> _Do this_
Every line must be returned precisely as it is written.

> _Extracted data_
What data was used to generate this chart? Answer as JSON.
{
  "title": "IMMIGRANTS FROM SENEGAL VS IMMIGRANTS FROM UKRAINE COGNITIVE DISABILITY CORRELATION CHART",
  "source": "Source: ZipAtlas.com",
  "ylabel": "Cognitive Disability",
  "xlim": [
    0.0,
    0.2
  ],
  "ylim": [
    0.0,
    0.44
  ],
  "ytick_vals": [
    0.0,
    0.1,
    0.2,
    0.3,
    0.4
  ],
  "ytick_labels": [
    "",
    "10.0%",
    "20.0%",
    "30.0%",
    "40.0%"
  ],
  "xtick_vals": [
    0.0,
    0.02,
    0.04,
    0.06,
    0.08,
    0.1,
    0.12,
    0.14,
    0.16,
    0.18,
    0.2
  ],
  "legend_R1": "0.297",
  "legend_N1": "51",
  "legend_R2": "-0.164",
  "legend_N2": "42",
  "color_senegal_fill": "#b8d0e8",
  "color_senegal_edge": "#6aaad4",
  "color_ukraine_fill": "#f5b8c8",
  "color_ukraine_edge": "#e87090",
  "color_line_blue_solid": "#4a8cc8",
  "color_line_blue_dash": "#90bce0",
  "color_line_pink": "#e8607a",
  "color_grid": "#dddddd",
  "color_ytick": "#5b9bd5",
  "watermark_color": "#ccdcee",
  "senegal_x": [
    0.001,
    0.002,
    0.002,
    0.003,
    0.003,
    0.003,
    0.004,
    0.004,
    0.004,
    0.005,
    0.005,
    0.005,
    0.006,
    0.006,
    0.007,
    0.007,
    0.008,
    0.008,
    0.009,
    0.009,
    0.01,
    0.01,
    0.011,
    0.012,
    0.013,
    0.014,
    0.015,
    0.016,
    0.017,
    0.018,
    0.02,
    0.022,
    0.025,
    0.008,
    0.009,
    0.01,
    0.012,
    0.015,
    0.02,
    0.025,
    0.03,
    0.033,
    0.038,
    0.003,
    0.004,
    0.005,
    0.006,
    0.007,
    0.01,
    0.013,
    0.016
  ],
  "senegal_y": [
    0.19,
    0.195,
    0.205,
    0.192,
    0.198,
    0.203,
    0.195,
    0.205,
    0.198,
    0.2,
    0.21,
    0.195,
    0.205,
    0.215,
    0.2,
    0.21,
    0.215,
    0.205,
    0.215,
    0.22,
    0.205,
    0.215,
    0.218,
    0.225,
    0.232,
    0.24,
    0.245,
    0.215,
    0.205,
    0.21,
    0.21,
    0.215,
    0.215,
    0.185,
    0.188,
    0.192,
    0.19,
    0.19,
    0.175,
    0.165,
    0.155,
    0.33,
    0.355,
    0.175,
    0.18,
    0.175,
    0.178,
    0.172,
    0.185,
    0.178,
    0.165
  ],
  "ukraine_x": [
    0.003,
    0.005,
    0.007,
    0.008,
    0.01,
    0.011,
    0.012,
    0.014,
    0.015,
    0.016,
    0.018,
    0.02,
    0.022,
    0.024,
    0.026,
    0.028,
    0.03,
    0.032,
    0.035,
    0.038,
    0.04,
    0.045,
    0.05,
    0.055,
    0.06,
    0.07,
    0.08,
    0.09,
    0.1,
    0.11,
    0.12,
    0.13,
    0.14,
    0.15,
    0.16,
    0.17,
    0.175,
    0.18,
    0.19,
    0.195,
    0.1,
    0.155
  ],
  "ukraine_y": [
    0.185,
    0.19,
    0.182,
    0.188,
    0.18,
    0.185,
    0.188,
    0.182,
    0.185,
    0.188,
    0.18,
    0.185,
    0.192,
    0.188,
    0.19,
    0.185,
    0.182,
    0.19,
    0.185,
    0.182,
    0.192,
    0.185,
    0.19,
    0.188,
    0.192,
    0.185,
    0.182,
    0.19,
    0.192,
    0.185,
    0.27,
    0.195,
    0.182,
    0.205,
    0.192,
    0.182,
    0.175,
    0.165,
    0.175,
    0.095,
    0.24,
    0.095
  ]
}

> _Output_
What data was used to generate this chart? Answer as JSON.
{
  "title": "IMMIGRANTS FROM SENEGAL VS IMMIGRANTS FROM UKRAINE COGNITIVE DISABILITY CORRELATION CHART",
  "source": "Source: ZipAtlas.com",
  "ylabel": "Cognitive Disability",
  "xlim": [
    0.0,
    0.2
  ],
  "ylim": [
    0.0,
    0.44
  ],
  "ytick_vals": [
    0.0,
    0.1,
    0.2,
    0.3,
    0.4
  ],
  "ytick_labels": [
    "",
    "10.0%",
    "20.0%",
    "30.0%",
    "40.0%"
  ],
  "xtick_vals": [
    0.0,
    0.02,
    0.04,
    0.06,
    0.08,
    0.1,
    0.12,
    0.14,
    0.16,
    0.18,
    0.2
  ],
  "legend_R1": "0.297",
  "legend_N1": "51",
  "legend_R2": "-0.164",
  "legend_N2": "42",
  "color_senegal_fill": "#b8d0e8",
  "color_senegal_edge": "#6aaad4",
  "color_ukraine_fill": "#f5b8c8",
  "color_ukraine_edge": "#e87090",
  "color_line_blue_solid": "#4a8cc8",
  "color_line_blue_dash": "#90bce0",
  "color_line_pink": "#e8607a",
  "color_grid": "#dddddd",
  "color_ytick": "#5b9bd5",
  "watermark_color": "#ccdcee",
  "senegal_x": [
    0.001,
    0.002,
    0.002,
    0.003,
    0.003,
    0.003,
    0.004,
    0.004,
    0.004,
    0.005,
    0.005,
    0.005,
    0.006,
    0.006,
    0.007,
    0.007,
    0.008,
    0.008,
    0.009,
    0.009,
    0.01,
    0.01,
    0.011,
    0.012,
    0.013,
    0.014,
    0.015,
    0.016,
    0.017,
    0.018,
    0.02,
    0.022,
    0.025,
    0.008,
    0.009,
    0.01,
    0.012,
    0.015,
    0.02,
    0.025,
    0.03,
    0.033,
    0.038,
    0.003,
    0.004,
    0.005,
    0.006,
    0.007,
    0.01,
    0.013,
    0.016
  ],
  "senegal_y": [
    0.19,
    0.195,
    0.205,
    0.192,
    0.198,
    0.203,
    0.195,
    0.205,
    0.198,
    0.2,
    0.21,
    0.195,
    0.205,
    0.215,
    0.2,
    0.21,
    0.215,
    0.205,
    0.215,
    0.22,
    0.205,
    0.215,
    0.218,
    0.225,
    0.232,
    0.24,
    0.245,
    0.215,
    0.205,
    0.21,
    0.21,
    0.215,
    0.215,
    0.185,
    0.188,
    0.192,
    0.19,
    0.19,
    0.175,
    0.165,
    0.155,
    0.33,
    0.355,
    0.175,
    0.18,
    0.175,
    0.178,
    0.172,
    0.185,
    0.178,
    0.165
  ],
  "ukraine_x": [
    0.003,
    0.005,
    0.007,
    0.008,
    0.01,
    0.011,
    0.012,
    0.014,
    0.015,
    0.016,
    0.018,
    0.02,
    0.022,
    0.024,
    0.026,
    0.028,
    0.03,
    0.032,
    0.035,
    0.038,
    0.04,
    0.045,
    0.05,
    0.055,
    0.06,
    0.07,
    0.08,
    0.09,
    0.1,
    0.11,
    0.12,
    0.13,
    0.14,
    0.15,
    0.16,
    0.17,
    0.175,
    0.18,
    0.19,
    0.195,
    0.1,
    0.155
  ],
  "ukraine_y": [
    0.185,
    0.19,
    0.182,
    0.188,
    0.18,
    0.185,
    0.188,
    0.182,
    0.185,
    0.188,
    0.18,
    0.185,
    0.192,
    0.188,
    0.19,
    0.185,
    0.182,
    0.19,
    0.185,
    0.182,
    0.192,
    0.185,
    0.19,
    0.188,
    0.192,
    0.185,
    0.182,
    0.19,
    0.192,
    0.185,
    0.27,
    0.195,
    0.182,
    0.205,
    0.192,
    0.182,
    0.175,
    0.165,
    0.175,
    0.095,
    0.24,
    0.095
  ]
}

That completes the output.